:: Available data

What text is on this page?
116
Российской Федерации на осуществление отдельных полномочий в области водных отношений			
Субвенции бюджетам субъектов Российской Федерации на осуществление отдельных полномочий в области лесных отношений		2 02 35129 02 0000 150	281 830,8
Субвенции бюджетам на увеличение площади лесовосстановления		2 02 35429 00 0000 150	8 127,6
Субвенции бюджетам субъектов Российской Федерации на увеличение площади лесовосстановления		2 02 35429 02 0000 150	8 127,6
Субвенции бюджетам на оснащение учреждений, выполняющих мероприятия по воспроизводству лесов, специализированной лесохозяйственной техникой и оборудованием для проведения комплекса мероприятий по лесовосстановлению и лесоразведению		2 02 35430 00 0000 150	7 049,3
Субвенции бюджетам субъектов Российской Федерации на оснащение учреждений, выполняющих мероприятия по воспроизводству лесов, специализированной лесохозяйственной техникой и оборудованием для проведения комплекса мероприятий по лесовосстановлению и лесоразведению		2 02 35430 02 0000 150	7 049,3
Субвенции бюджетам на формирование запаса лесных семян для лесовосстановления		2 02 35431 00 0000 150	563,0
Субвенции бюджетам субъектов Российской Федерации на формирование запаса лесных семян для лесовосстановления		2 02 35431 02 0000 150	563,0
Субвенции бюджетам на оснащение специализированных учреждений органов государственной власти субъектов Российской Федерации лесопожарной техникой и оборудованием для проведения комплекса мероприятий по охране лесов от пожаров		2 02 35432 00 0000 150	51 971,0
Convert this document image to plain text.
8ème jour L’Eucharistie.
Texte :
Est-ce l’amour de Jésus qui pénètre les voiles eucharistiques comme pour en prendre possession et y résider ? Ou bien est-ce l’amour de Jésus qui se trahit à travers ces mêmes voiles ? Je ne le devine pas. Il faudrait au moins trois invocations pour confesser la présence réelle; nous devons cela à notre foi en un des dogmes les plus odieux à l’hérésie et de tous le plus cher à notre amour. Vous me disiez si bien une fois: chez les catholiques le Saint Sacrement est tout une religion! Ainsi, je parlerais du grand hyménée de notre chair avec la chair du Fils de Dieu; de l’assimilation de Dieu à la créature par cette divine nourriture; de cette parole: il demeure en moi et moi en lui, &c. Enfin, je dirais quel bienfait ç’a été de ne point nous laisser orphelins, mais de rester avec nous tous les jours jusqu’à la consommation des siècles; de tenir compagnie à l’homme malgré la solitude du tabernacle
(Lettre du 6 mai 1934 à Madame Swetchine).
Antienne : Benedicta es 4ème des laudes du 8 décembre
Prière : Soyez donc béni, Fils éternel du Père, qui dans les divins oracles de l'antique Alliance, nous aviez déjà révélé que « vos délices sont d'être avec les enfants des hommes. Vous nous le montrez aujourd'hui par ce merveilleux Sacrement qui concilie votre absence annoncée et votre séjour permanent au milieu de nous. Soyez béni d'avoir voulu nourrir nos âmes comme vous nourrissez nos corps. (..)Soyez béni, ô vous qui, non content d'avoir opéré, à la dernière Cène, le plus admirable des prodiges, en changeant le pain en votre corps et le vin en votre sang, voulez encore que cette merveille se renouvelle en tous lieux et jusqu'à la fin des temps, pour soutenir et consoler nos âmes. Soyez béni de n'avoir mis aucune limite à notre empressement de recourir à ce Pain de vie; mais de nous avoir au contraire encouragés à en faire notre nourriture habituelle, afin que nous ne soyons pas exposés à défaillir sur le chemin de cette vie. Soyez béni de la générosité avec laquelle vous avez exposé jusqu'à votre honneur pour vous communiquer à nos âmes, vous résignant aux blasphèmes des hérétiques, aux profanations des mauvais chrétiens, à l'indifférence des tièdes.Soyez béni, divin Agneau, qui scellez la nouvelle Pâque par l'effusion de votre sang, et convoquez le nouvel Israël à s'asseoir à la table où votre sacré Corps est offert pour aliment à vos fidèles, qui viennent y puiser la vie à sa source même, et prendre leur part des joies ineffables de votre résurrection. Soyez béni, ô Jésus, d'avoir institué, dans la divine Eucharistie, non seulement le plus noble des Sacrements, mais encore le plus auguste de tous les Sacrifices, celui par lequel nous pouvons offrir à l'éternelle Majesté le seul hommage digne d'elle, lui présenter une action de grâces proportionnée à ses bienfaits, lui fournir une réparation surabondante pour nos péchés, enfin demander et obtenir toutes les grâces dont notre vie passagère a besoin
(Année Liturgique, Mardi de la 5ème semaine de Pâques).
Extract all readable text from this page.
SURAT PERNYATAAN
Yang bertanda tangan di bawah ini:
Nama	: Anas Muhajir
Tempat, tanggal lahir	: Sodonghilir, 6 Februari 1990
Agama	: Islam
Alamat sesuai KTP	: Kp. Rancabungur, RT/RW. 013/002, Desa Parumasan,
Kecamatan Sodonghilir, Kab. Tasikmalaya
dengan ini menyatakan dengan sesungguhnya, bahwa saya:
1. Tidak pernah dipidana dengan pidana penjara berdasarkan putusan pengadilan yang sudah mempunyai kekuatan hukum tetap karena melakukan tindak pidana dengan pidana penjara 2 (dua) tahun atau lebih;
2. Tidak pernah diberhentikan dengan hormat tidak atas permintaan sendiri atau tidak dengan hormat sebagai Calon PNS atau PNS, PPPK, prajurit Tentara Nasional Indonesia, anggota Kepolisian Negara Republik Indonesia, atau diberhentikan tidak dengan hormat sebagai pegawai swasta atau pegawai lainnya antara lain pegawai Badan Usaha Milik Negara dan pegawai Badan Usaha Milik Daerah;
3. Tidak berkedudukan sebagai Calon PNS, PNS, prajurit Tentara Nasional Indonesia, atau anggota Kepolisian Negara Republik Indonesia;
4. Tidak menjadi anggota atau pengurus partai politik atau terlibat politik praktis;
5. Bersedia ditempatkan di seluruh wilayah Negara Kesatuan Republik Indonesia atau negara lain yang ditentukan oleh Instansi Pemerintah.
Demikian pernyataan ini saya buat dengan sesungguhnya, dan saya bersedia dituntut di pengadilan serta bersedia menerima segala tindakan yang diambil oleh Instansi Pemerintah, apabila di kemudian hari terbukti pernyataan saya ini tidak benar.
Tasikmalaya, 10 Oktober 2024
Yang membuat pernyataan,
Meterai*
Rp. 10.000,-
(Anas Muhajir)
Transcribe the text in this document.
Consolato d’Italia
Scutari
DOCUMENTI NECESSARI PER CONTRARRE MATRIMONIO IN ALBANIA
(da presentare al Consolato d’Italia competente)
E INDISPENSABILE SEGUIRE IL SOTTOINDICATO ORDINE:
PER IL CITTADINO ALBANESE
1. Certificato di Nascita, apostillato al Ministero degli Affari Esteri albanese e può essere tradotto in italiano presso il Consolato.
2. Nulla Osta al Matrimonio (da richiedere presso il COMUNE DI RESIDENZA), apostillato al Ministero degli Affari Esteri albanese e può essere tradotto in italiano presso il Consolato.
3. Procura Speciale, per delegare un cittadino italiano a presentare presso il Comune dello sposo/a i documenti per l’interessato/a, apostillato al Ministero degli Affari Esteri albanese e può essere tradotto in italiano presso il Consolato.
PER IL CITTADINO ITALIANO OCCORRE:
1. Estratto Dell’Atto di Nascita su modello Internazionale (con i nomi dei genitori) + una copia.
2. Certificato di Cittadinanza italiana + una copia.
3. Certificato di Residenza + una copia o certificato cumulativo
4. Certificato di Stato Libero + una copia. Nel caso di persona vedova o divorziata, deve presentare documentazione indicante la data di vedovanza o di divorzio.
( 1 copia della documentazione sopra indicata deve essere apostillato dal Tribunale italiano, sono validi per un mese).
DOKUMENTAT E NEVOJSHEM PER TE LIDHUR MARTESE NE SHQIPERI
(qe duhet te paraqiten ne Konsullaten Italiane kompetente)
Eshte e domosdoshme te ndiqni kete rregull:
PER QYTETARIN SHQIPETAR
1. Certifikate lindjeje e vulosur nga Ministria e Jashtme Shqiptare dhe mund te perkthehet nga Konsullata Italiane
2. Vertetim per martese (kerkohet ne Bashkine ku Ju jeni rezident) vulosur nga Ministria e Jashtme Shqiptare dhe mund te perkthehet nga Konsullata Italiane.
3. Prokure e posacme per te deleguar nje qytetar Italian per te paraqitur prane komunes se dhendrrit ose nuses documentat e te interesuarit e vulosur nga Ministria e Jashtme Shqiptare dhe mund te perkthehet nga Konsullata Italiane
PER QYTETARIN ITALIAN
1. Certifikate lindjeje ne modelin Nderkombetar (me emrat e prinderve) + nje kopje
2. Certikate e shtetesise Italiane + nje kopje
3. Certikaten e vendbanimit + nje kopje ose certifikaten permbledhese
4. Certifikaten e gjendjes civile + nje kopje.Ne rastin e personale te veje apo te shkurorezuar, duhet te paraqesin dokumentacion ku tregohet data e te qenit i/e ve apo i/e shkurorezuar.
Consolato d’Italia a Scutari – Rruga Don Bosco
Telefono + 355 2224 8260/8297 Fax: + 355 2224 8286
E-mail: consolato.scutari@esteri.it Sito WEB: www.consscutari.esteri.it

::::

- _Exercise_: From the entries above, collect every line with the string "семян" in it.

- _Final answer_:
Субвенции бюджетам на формирование запаса лесных семян для лесовосстановления		2 02 35431 00 0000 150	563,0
Субвенции бюджетам субъектов Российской Федерации на формирование запаса лесных семян для лесовосстановления		2 02 35431 02 0000 150	563,0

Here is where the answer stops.